→ **TASK REQUIREMENTS**
Copy out each line exactly as it appears.
Start DATA EXTRACT
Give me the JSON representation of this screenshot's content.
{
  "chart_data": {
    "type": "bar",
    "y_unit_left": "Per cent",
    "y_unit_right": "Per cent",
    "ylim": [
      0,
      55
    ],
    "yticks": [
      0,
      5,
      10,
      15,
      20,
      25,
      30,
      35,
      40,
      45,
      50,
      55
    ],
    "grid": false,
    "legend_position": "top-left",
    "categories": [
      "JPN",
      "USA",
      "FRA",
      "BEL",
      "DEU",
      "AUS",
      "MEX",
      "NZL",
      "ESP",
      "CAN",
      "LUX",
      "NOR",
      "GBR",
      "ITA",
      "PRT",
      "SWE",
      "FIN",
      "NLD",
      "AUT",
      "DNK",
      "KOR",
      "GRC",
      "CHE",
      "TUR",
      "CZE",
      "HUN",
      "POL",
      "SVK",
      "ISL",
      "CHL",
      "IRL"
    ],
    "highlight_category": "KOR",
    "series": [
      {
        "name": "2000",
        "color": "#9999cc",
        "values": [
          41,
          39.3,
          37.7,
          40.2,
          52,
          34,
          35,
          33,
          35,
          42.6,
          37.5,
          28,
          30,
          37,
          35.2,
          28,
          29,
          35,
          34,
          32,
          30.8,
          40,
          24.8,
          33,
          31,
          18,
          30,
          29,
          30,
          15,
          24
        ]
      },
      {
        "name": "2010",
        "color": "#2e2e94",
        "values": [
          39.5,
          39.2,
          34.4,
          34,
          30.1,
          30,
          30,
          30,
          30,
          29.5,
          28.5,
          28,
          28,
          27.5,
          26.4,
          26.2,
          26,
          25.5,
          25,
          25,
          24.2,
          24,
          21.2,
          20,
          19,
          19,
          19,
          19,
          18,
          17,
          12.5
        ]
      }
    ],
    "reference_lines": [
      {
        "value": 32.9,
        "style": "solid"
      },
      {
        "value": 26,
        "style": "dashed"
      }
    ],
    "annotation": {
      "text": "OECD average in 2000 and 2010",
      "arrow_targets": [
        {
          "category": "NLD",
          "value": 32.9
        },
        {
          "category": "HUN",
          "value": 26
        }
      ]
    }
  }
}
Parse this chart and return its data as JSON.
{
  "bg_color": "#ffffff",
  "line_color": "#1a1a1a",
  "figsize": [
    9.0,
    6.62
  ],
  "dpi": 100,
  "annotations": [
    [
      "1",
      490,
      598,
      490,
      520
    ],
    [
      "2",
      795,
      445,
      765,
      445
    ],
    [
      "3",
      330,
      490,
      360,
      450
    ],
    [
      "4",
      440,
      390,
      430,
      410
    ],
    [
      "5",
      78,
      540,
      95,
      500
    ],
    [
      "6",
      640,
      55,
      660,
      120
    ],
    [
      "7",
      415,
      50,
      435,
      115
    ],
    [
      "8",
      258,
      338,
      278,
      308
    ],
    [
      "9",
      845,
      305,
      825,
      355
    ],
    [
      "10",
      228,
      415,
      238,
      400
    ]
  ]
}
End DATA EXTRACT
→ **TASK ANSWER**
Give me the JSON representation of this screenshot's content.
{
  "chart_data": {
    "type": "bar",
    "y_unit_left": "Per cent",
    "y_unit_right": "Per cent",
    "ylim": [
      0,
      55
    ],
    "yticks": [
      0,
      5,
      10,
      15,
      20,
      25,
      30,
      35,
      40,
      45,
      50,
      55
    ],
    "grid": false,
    "legend_position": "top-left",
    "categories": [
      "JPN",
      "USA",
      "FRA",
      "BEL",
      "DEU",
      "AUS",
      "MEX",
      "NZL",
      "ESP",
      "CAN",
      "LUX",
      "NOR",
      "GBR",
      "ITA",
      "PRT",
      "SWE",
      "FIN",
      "NLD",
      "AUT",
      "DNK",
      "KOR",
      "GRC",
      "CHE",
      "TUR",
      "CZE",
      "HUN",
      "POL",
      "SVK",
      "ISL",
      "CHL",
      "IRL"
    ],
    "highlight_category": "KOR",
    "series": [
      {
        "name": "2000",
        "color": "#9999cc",
        "values": [
          41,
          39.3,
          37.7,
          40.2,
          52,
          34,
          35,
          33,
          35,
          42.6,
          37.5,
          28,
          30,
          37,
          35.2,
          28,
          29,
          35,
          34,
          32,
          30.8,
          40,
          24.8,
          33,
          31,
          18,
          30,
          29,
          30,
          15,
          24
        ]
      },
      {
        "name": "2010",
        "color": "#2e2e94",
        "values": [
          39.5,
          39.2,
          34.4,
          34,
          30.1,
          30,
          30,
          30,
          30,
          29.5,
          28.5,
          28,
          28,
          27.5,
          26.4,
          26.2,
          26,
          25.5,
          25,
          25,
          24.2,
          24,
          21.2,
          20,
          19,
          19,
          19,
          19,
          18,
          17,
          12.5
        ]
      }
    ],
    "reference_lines": [
      {
        "value": 32.9,
        "style": "solid"
      },
      {
        "value": 26,
        "style": "dashed"
      }
    ],
    "annotation": {
      "text": "OECD average in 2000 and 2010",
      "arrow_targets": [
        {
          "category": "NLD",
          "value": 32.9
        },
        {
          "category": "HUN",
          "value": 26
        }
      ]
    }
  }
}
Parse this chart and return its data as JSON.
{
  "bg_color": "#ffffff",
  "line_color": "#1a1a1a",
  "figsize": [
    9.0,
    6.62
  ],
  "dpi": 100,
  "annotations": [
    [
      "1",
      490,
      598,
      490,
      520
    ],
    [
      "2",
      795,
      445,
      765,
      445
    ],
    [
      "3",
      330,
      490,
      360,
      450
    ],
    [
      "4",
      440,
      390,
      430,
      410
    ],
    [
      "5",
      78,
      540,
      95,
      500
    ],
    [
      "6",
      640,
      55,
      660,
      120
    ],
    [
      "7",
      415,
      50,
      435,
      115
    ],
    [
      "8",
      258,
      338,
      278,
      308
    ],
    [
      "9",
      845,
      305,
      825,
      355
    ],
    [
      "10",
      228,
      415,
      238,
      400
    ]
  ]
}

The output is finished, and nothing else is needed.